Job
Find every line with the word "Değeri". Copy those lines.

Data for processing
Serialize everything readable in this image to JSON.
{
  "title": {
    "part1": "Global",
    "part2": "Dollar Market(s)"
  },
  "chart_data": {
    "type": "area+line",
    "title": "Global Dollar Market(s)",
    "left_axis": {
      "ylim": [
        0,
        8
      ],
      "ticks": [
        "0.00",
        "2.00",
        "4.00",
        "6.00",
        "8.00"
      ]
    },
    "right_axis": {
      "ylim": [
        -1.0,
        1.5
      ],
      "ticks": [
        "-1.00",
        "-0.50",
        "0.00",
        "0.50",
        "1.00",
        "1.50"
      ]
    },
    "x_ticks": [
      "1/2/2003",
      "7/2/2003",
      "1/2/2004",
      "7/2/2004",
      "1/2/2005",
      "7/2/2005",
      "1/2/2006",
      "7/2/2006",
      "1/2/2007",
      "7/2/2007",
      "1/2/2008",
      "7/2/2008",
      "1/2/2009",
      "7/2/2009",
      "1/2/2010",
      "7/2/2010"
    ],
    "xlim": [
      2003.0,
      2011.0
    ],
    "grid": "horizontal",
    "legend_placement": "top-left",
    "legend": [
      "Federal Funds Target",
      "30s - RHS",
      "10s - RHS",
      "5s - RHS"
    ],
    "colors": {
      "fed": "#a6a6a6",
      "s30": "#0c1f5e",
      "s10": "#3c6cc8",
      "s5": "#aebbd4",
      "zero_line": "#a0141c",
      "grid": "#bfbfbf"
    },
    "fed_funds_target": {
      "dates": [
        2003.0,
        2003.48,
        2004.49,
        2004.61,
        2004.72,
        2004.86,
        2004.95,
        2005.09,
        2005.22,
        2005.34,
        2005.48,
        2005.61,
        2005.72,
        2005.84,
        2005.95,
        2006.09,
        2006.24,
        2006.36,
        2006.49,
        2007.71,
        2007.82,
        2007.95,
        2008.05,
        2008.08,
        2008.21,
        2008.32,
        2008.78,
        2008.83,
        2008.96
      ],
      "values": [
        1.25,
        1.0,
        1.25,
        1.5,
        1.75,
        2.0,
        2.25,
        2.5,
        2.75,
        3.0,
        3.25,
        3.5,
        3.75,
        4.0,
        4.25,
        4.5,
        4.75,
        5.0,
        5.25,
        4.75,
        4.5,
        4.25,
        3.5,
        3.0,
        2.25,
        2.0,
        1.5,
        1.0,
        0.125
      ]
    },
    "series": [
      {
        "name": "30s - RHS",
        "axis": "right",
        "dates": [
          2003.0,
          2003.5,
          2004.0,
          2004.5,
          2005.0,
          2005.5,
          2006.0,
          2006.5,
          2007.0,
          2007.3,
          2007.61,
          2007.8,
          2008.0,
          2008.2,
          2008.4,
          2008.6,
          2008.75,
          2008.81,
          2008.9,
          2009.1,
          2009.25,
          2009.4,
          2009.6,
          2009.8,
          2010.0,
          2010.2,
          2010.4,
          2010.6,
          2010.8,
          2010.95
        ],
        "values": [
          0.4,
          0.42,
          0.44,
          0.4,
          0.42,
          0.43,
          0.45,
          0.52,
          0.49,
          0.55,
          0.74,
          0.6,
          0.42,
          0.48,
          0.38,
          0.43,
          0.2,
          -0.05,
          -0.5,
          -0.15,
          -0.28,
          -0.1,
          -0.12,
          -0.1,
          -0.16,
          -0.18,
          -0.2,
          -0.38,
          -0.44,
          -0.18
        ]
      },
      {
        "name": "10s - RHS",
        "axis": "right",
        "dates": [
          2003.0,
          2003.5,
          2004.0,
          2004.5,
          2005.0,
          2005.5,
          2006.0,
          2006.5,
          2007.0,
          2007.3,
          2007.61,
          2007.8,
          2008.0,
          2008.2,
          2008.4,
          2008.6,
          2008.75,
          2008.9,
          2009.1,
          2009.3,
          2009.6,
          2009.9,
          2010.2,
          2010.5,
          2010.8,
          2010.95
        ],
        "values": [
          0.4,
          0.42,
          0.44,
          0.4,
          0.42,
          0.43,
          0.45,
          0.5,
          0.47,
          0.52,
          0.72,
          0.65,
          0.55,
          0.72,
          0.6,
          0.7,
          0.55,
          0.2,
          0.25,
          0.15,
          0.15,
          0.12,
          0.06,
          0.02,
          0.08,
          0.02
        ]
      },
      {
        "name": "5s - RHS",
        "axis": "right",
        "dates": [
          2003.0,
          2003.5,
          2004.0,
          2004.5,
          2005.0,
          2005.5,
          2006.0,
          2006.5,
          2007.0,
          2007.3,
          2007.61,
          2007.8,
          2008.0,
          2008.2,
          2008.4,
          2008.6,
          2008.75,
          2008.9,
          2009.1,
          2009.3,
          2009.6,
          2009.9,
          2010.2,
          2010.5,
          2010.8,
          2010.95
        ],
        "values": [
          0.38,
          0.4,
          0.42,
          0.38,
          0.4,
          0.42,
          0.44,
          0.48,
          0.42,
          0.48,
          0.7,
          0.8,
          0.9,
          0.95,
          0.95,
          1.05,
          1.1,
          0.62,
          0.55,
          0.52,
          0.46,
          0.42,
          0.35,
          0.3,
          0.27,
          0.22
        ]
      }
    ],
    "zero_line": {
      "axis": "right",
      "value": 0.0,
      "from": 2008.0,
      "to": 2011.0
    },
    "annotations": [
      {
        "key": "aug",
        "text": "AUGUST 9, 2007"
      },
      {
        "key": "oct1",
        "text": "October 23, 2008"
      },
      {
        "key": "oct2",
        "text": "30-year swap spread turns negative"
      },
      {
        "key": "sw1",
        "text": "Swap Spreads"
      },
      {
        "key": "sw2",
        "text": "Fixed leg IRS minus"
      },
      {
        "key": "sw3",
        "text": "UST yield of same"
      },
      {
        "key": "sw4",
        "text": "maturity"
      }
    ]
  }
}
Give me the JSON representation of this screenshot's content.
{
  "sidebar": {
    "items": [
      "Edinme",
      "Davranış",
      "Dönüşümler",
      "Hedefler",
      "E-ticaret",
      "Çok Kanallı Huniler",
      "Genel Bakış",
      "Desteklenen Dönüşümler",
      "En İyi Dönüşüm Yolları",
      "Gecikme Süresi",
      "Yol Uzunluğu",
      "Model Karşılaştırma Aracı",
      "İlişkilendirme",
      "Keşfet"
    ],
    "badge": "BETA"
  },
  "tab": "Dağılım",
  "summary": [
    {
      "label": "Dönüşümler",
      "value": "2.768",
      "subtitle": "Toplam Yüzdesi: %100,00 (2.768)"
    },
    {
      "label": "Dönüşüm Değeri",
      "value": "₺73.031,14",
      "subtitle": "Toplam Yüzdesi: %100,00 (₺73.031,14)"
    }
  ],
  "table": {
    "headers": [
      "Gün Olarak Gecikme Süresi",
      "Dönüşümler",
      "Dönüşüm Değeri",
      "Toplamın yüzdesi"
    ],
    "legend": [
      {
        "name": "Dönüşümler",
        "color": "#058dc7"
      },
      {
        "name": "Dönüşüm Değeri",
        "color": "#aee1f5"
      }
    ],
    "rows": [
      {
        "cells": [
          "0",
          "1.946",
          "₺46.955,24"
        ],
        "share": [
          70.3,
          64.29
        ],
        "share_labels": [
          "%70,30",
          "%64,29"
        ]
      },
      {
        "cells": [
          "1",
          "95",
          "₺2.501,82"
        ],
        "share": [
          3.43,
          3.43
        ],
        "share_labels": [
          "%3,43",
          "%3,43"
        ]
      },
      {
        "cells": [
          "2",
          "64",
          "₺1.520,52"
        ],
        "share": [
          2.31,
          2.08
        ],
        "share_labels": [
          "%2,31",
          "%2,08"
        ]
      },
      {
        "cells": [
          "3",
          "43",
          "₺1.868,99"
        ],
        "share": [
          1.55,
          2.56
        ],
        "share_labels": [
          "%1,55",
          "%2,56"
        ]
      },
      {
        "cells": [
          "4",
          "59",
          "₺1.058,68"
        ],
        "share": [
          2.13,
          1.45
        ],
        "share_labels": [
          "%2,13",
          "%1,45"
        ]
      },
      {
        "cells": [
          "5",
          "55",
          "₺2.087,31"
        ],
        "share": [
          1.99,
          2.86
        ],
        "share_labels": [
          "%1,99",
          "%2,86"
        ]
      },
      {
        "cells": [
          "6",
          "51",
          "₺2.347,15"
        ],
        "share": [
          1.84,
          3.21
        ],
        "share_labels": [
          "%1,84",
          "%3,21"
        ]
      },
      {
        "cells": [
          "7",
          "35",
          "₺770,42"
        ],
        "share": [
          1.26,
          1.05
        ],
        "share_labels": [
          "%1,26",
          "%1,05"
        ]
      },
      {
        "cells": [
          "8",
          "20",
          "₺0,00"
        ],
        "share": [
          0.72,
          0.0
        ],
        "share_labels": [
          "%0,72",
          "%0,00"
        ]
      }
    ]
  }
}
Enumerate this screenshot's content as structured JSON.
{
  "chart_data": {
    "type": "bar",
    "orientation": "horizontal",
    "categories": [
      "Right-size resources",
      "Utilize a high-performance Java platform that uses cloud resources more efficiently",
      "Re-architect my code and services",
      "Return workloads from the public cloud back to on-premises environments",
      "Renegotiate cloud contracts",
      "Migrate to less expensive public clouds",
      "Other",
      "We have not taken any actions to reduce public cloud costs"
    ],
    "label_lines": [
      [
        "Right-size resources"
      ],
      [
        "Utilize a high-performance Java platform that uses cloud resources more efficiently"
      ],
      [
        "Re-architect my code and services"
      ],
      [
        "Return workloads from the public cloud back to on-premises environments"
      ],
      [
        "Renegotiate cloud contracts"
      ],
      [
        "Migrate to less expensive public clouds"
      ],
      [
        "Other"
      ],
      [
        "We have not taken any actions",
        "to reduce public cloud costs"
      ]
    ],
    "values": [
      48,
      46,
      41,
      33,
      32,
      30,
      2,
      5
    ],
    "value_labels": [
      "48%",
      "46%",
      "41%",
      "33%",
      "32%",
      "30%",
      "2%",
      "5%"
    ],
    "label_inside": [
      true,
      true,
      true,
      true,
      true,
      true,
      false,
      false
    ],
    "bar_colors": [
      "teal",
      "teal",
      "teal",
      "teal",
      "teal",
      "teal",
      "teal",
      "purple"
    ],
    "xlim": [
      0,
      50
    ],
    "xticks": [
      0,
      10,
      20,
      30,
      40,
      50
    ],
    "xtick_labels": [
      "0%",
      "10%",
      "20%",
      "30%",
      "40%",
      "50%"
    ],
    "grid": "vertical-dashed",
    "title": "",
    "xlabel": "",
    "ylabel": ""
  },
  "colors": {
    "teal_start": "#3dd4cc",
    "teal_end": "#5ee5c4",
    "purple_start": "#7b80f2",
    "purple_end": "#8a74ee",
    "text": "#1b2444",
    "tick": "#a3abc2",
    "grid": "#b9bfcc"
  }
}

Reply
      "label": "Dönüşüm Değeri",
      "Dönüşüm Değeri",
        "name": "Dönüşüm Değeri",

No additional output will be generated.